▶ _WRITTEN REQUEST_
Every entry that follows should be reproduced exactly.

▶ _SOURCE MATERIAL_
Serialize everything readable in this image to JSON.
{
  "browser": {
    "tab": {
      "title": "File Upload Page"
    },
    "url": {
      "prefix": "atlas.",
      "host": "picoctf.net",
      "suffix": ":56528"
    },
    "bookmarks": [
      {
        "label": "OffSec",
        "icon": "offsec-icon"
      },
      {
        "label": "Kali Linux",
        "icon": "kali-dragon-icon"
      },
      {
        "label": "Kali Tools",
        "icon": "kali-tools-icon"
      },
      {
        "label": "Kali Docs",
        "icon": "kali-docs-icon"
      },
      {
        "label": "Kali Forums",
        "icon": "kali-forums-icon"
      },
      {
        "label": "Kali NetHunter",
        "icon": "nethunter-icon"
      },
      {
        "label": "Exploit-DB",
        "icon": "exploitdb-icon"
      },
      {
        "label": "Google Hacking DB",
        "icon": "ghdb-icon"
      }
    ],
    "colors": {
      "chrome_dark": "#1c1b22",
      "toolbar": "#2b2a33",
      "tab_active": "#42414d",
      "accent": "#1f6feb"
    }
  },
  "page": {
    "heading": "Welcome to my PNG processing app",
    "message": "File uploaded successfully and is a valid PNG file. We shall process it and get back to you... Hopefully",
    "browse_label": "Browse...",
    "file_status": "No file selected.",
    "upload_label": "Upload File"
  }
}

▶ _FINAL RESULT_
Serialize everything readable in this image to JSON.
{
  "browser": {
    "tab": {
      "title": "File Upload Page"
    },
    "url": {
      "prefix": "atlas.",
      "host": "picoctf.net",
      "suffix": ":56528"
    },
    "bookmarks": [
      {
        "label": "OffSec",
        "icon": "offsec-icon"
      },
      {
        "label": "Kali Linux",
        "icon": "kali-dragon-icon"
      },
      {
        "label": "Kali Tools",
        "icon": "kali-tools-icon"
      },
      {
        "label": "Kali Docs",
        "icon": "kali-docs-icon"
      },
      {
        "label": "Kali Forums",
        "icon": "kali-forums-icon"
      },
      {
        "label": "Kali NetHunter",
        "icon": "nethunter-icon"
      },
      {
        "label": "Exploit-DB",
        "icon": "exploitdb-icon"
      },
      {
        "label": "Google Hacking DB",
        "icon": "ghdb-icon"
      }
    ],
    "colors": {
      "chrome_dark": "#1c1b22",
      "toolbar": "#2b2a33",
      "tab_active": "#42414d",
      "accent": "#1f6feb"
    }
  },
  "page": {
    "heading": "Welcome to my PNG processing app",
    "message": "File uploaded successfully and is a valid PNG file. We shall process it and get back to you... Hopefully",
    "browse_label": "Browse...",
    "file_status": "No file selected.",
    "upload_label": "Upload File"
  }
}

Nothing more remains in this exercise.